### EXERCISE DESCRIPTION
Make an exact copy of all the entries below, with the pictures left out.

──────── RECORDS SHOWN ────────

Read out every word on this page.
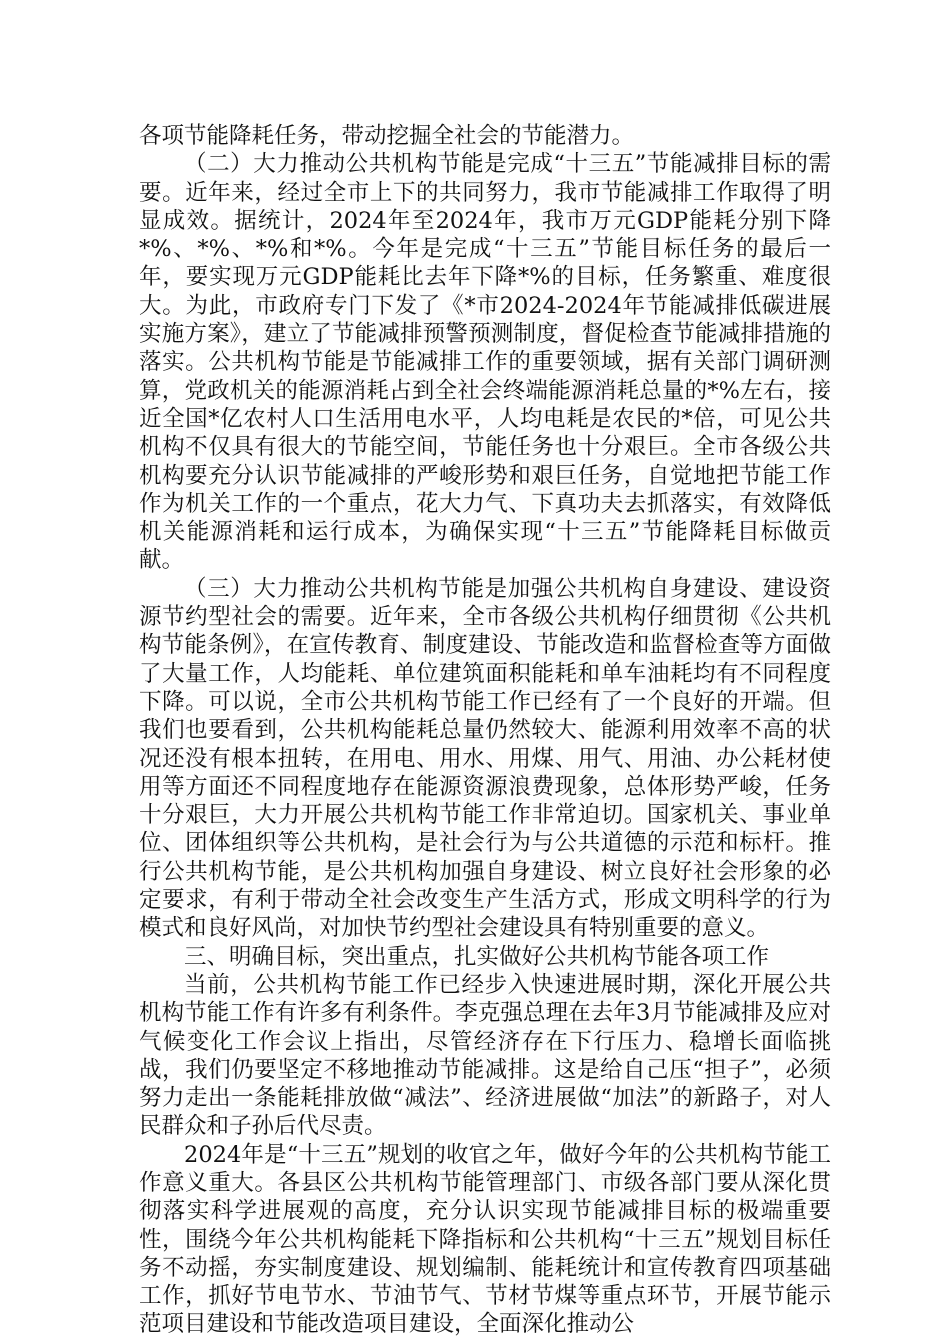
各项节能降耗任务，带动挖掘全社会的节能潜力。

（二）大力推动公共机构节能是完成“十三五”节能减排目标的需要。近年来，经过全市上下的共同努力，我市节能减排工作取得了明显成效。据统计，2024年至2024年，我市万元GDP能耗分别下降*%、*%、*%和*%。今年是完成“十三五”节能目标任务的最后一年，要实现万元GDP能耗比去年下降*%的目标，任务繁重、难度很大。为此，市政府专门下发了《*市2024-2024年节能减排低碳进展实施方案》，建立了节能减排预警预测制度，督促检查节能减排措施的落实。公共机构节能是节能减排工作的重要领域，据有关部门调研测算，党政机关的能源消耗占到全社会终端能源消耗总量的*%左右，接近全国*亿农村人口生活用电水平，人均电耗是农民的*倍，可见公共机构不仅具有很大的节能空间，节能任务也十分艰巨。全市各级公共机构要充分认识节能减排的严峻形势和艰巨任务，自觉地把节能工作作为机关工作的一个重点，花大力气、下真功夫去抓落实，有效降低机关能源消耗和运行成本，为确保实现“十三五”节能降耗目标做贡献。

（三）大力推动公共机构节能是加强公共机构自身建设、建设资源节约型社会的需要。近年来，全市各级公共机构仔细贯彻《公共机构节能条例》，在宣传教育、制度建设、节能改造和监督检查等方面做了大量工作，人均能耗、单位建筑面积能耗和单车油耗均有不同程度下降。可以说，全市公共机构节能工作已经有了一个良好的开端。但我们也要看到，公共机构能耗总量仍然较大、能源利用效率不高的状况还没有根本扭转，在用电、用水、用煤、用气、用油、办公耗材使用等方面还不同程度地存在能源资源浪费现象，总体形势严峻，任务十分艰巨，大力开展公共机构节能工作非常迫切。国家机关、事业单位、团体组织等公共机构，是社会行为与公共道德的示范和标杆。推行公共机构节能，是公共机构加强自身建设、树立良好社会形象的必定要求，有利于带动全社会改变生产生活方式，形成文明科学的行为模式和良好风尚，对加快节约型社会建设具有特别重要的意义。

三、明确目标，突出重点，扎实做好公共机构节能各项工作

当前，公共机构节能工作已经步入快速进展时期，深化开展公共机构节能工作有许多有利条件。李克强总理在去年3月节能减排及应对气候变化工作会议上指出，尽管经济存在下行压力、稳增长面临挑战，我们仍要坚定不移地推动节能减排。这是给自己压“担子”，必须努力走出一条能耗排放做“减法”、经济进展做“加法”的新路子，对人民群众和子孙后代尽责。

2024年是“十三五”规划的收官之年，做好今年的公共机构节能工作意义重大。各县区公共机构节能管理部门、市级各部门要从深化贯彻落实科学进展观的高度，充分认识实现节能减排目标的极端重要性，围绕今年公共机构能耗下降指标和公共机构“十三五”规划目标任务不动摇，夯实制度建设、规划编制、能耗统计和宣传教育四项基础工作，抓好节电节水、节油节气、节材节煤等重点环节，开展节能示范项目建设和节能改造项目建设，全面深化推动公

────────

### RESULT BELOW
Read out every word on this page.
各项节能降耗任务，带动挖掘全社会的节能潜力。

（二）大力推动公共机构节能是完成“十三五”节能减排目标的需要。近年来，经过全市上下的共同努力，我市节能减排工作取得了明显成效。据统计，2024年至2024年，我市万元GDP能耗分别下降*%、*%、*%和*%。今年是完成“十三五”节能目标任务的最后一年，要实现万元GDP能耗比去年下降*%的目标，任务繁重、难度很大。为此，市政府专门下发了《*市2024-2024年节能减排低碳进展实施方案》，建立了节能减排预警预测制度，督促检查节能减排措施的落实。公共机构节能是节能减排工作的重要领域，据有关部门调研测算，党政机关的能源消耗占到全社会终端能源消耗总量的*%左右，接近全国*亿农村人口生活用电水平，人均电耗是农民的*倍，可见公共机构不仅具有很大的节能空间，节能任务也十分艰巨。全市各级公共机构要充分认识节能减排的严峻形势和艰巨任务，自觉地把节能工作作为机关工作的一个重点，花大力气、下真功夫去抓落实，有效降低机关能源消耗和运行成本，为确保实现“十三五”节能降耗目标做贡献。

（三）大力推动公共机构节能是加强公共机构自身建设、建设资源节约型社会的需要。近年来，全市各级公共机构仔细贯彻《公共机构节能条例》，在宣传教育、制度建设、节能改造和监督检查等方面做了大量工作，人均能耗、单位建筑面积能耗和单车油耗均有不同程度下降。可以说，全市公共机构节能工作已经有了一个良好的开端。但我们也要看到，公共机构能耗总量仍然较大、能源利用效率不高的状况还没有根本扭转，在用电、用水、用煤、用气、用油、办公耗材使用等方面还不同程度地存在能源资源浪费现象，总体形势严峻，任务十分艰巨，大力开展公共机构节能工作非常迫切。国家机关、事业单位、团体组织等公共机构，是社会行为与公共道德的示范和标杆。推行公共机构节能，是公共机构加强自身建设、树立良好社会形象的必定要求，有利于带动全社会改变生产生活方式，形成文明科学的行为模式和良好风尚，对加快节约型社会建设具有特别重要的意义。

三、明确目标，突出重点，扎实做好公共机构节能各项工作

当前，公共机构节能工作已经步入快速进展时期，深化开展公共机构节能工作有许多有利条件。李克强总理在去年3月节能减排及应对气候变化工作会议上指出，尽管经济存在下行压力、稳增长面临挑战，我们仍要坚定不移地推动节能减排。这是给自己压“担子”，必须努力走出一条能耗排放做“减法”、经济进展做“加法”的新路子，对人民群众和子孙后代尽责。

2024年是“十三五”规划的收官之年，做好今年的公共机构节能工作意义重大。各县区公共机构节能管理部门、市级各部门要从深化贯彻落实科学进展观的高度，充分认识实现节能减排目标的极端重要性，围绕今年公共机构能耗下降指标和公共机构“十三五”规划目标任务不动摇，夯实制度建设、规划编制、能耗统计和宣传教育四项基础工作，抓好节电节水、节油节气、节材节煤等重点环节，开展节能示范项目建设和节能改造项目建设，全面深化推动公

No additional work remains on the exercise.